▸ WHAT YOU NEED TO DO: Repeat the full listing below verbatim and keep the images out.

▸ DATA PROVIDED:
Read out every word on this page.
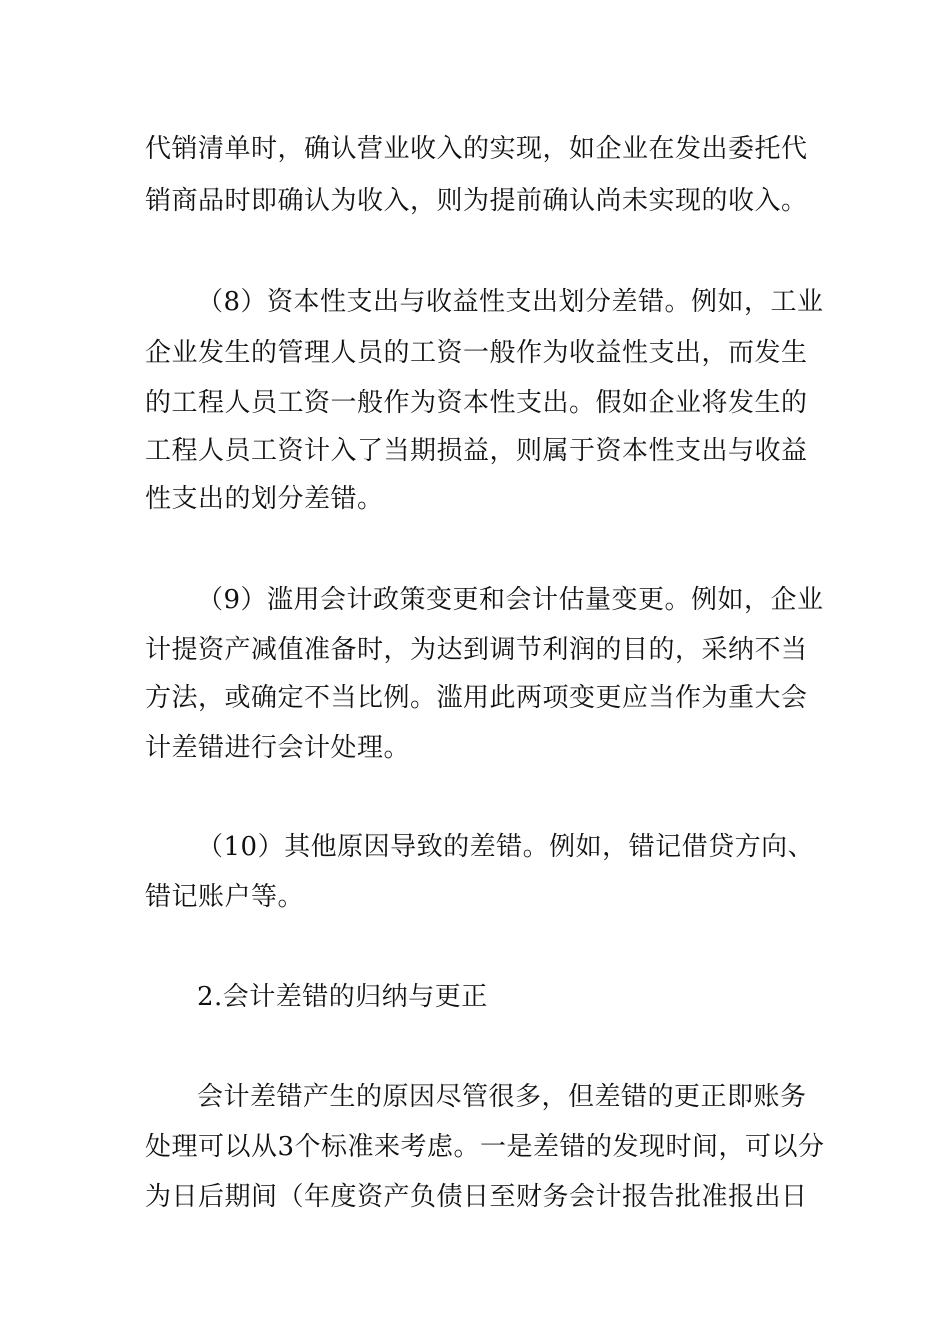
代销清单时，确认营业收入的实现，如企业在发出委托代
销商品时即确认为收入，则为提前确认尚未实现的收入。
（8）资本性支出与收益性支出划分差错。例如，工业
企业发生的管理人员的工资一般作为收益性支出，而发生
的工程人员工资一般作为资本性支出。假如企业将发生的
工程人员工资计入了当期损益，则属于资本性支出与收益
性支出的划分差错。
（9）滥用会计政策变更和会计估量变更。例如，企业
计提资产减值准备时，为达到调节利润的目的，采纳不当
方法，或确定不当比例。滥用此两项变更应当作为重大会
计差错进行会计处理。
（10）其他原因导致的差错。例如，错记借贷方向、
错记账户等。
2.会计差错的归纳与更正
会计差错产生的原因尽管很多，但差错的更正即账务
处理可以从3个标准来考虑。一是差错的发现时间，可以分
为日后期间（年度资产负债日至财务会计报告批准报出日
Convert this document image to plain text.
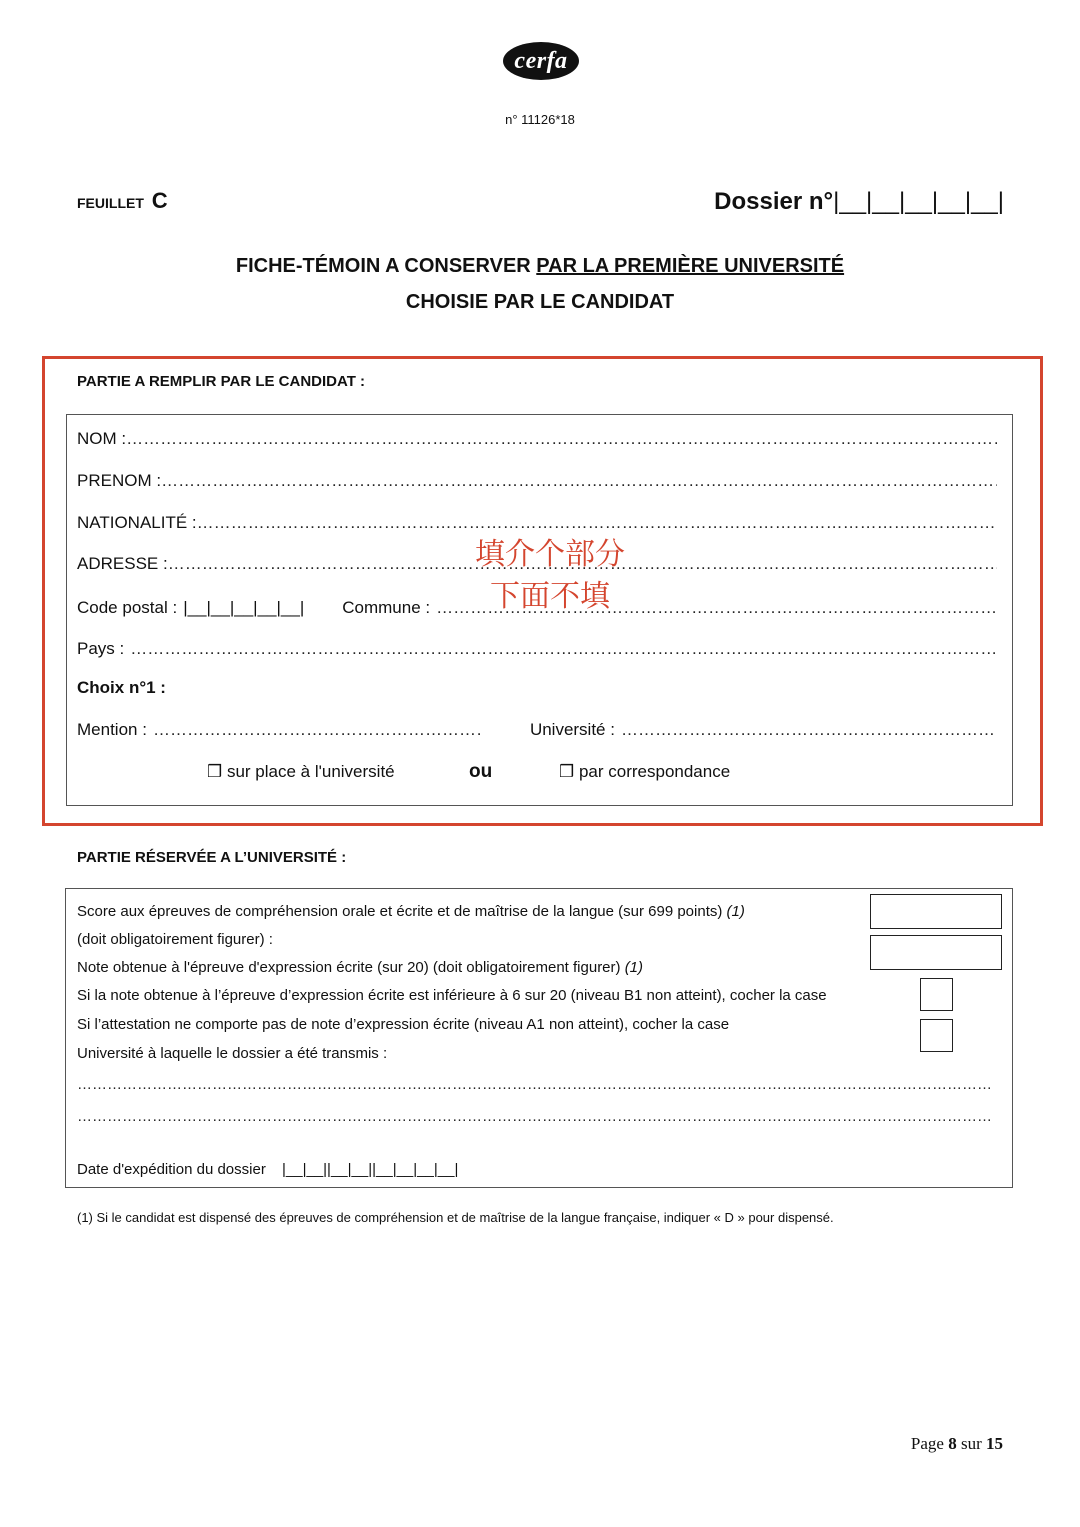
cerfa
n° 11126*18
FEUILLET C	Dossier n°|__|__|__|__|__|
FICHE-TÉMOIN A CONSERVER PAR LA PREMIÈRE UNIVERSITÉ
CHOISIE PAR LE CANDIDAT
PARTIE A REMPLIR PAR LE CANDIDAT :
NOM :
……………………………………………………………………………………………………………………………………………………………………………………………………………………
PRENOM :
……………………………………………………………………………………………………………………………………………………………………………………………………………………
NATIONALITÉ :
……………………………………………………………………………………………………………………………………………………………………………………………………………………
ADRESSE :
……………………………………………………………………………………………………………………………………………………………………………………………………………………
Code postal : |__|__|__|__|__| Commune :
……………………………………………………………………………………………………………………………………………………………………………………………………………………
Pays :
……………………………………………………………………………………………………………………………………………………………………………………………………………………
Choix n°1 :
Mention :
……………………………………………………………………………………………………………………………………………………………………………………………………………………	Université :
……………………………………………………………………………………………………………………………………………………………………………………………………………………
❒ sur place à l'université	ou	❒ par correspondance
填介个部分
下面不填
PARTIE RÉSERVÉE A L’UNIVERSITÉ :
Score aux épreuves de compréhension orale et écrite et de maîtrise de la langue (sur 699 points) (1)
(doit obligatoirement figurer) :
Note obtenue à l'épreuve d'expression écrite (sur 20) (doit obligatoirement figurer) (1)
Si la note obtenue à l’épreuve d’expression écrite est inférieure à 6 sur 20 (niveau B1 non atteint), cocher la case
Si l’attestation ne comporte pas de note d’expression écrite (niveau A1 non atteint), cocher la case
Université à laquelle le dossier a été transmis :
……………………………………………………………………………………………………………………………………………………………………………………………………………………
……………………………………………………………………………………………………………………………………………………………………………………………………………………
Date d'expédition du dossier |__|__||__|__||__|__|__|__|
(1) Si le candidat est dispensé des épreuves de compréhension et de maîtrise de la langue française, indiquer « D » pour dispensé.
Page 8 sur 15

▸ TASK SOLUTION:
Read out every word on this page.
代销清单时，确认营业收入的实现，如企业在发出委托代
销商品时即确认为收入，则为提前确认尚未实现的收入。
（8）资本性支出与收益性支出划分差错。例如，工业
企业发生的管理人员的工资一般作为收益性支出，而发生
的工程人员工资一般作为资本性支出。假如企业将发生的
工程人员工资计入了当期损益，则属于资本性支出与收益
性支出的划分差错。
（9）滥用会计政策变更和会计估量变更。例如，企业
计提资产减值准备时，为达到调节利润的目的，采纳不当
方法，或确定不当比例。滥用此两项变更应当作为重大会
计差错进行会计处理。
（10）其他原因导致的差错。例如，错记借贷方向、
错记账户等。
2.会计差错的归纳与更正
会计差错产生的原因尽管很多，但差错的更正即账务
处理可以从3个标准来考虑。一是差错的发现时间，可以分
为日后期间（年度资产负债日至财务会计报告批准报出日
Convert this document image to plain text.
cerfa
n° 11126*18
FEUILLET C	Dossier n°|__|__|__|__|__|
FICHE-TÉMOIN A CONSERVER PAR LA PREMIÈRE UNIVERSITÉ
CHOISIE PAR LE CANDIDAT
PARTIE A REMPLIR PAR LE CANDIDAT :
NOM :
……………………………………………………………………………………………………………………………………………………………………………………………………………………
PRENOM :
……………………………………………………………………………………………………………………………………………………………………………………………………………………
NATIONALITÉ :
……………………………………………………………………………………………………………………………………………………………………………………………………………………
ADRESSE :
……………………………………………………………………………………………………………………………………………………………………………………………………………………
Code postal : |__|__|__|__|__| Commune :
……………………………………………………………………………………………………………………………………………………………………………………………………………………
Pays :
……………………………………………………………………………………………………………………………………………………………………………………………………………………
Choix n°1 :
Mention :
……………………………………………………………………………………………………………………………………………………………………………………………………………………	Université :
……………………………………………………………………………………………………………………………………………………………………………………………………………………
❒ sur place à l'université	ou	❒ par correspondance
填介个部分
下面不填
PARTIE RÉSERVÉE A L’UNIVERSITÉ :
Score aux épreuves de compréhension orale et écrite et de maîtrise de la langue (sur 699 points) (1)
(doit obligatoirement figurer) :
Note obtenue à l'épreuve d'expression écrite (sur 20) (doit obligatoirement figurer) (1)
Si la note obtenue à l’épreuve d’expression écrite est inférieure à 6 sur 20 (niveau B1 non atteint), cocher la case
Si l’attestation ne comporte pas de note d’expression écrite (niveau A1 non atteint), cocher la case
Université à laquelle le dossier a été transmis :
……………………………………………………………………………………………………………………………………………………………………………………………………………………
……………………………………………………………………………………………………………………………………………………………………………………………………………………
Date d'expédition du dossier |__|__||__|__||__|__|__|__|
(1) Si le candidat est dispensé des épreuves de compréhension et de maîtrise de la langue française, indiquer « D » pour dispensé.
Page 8 sur 15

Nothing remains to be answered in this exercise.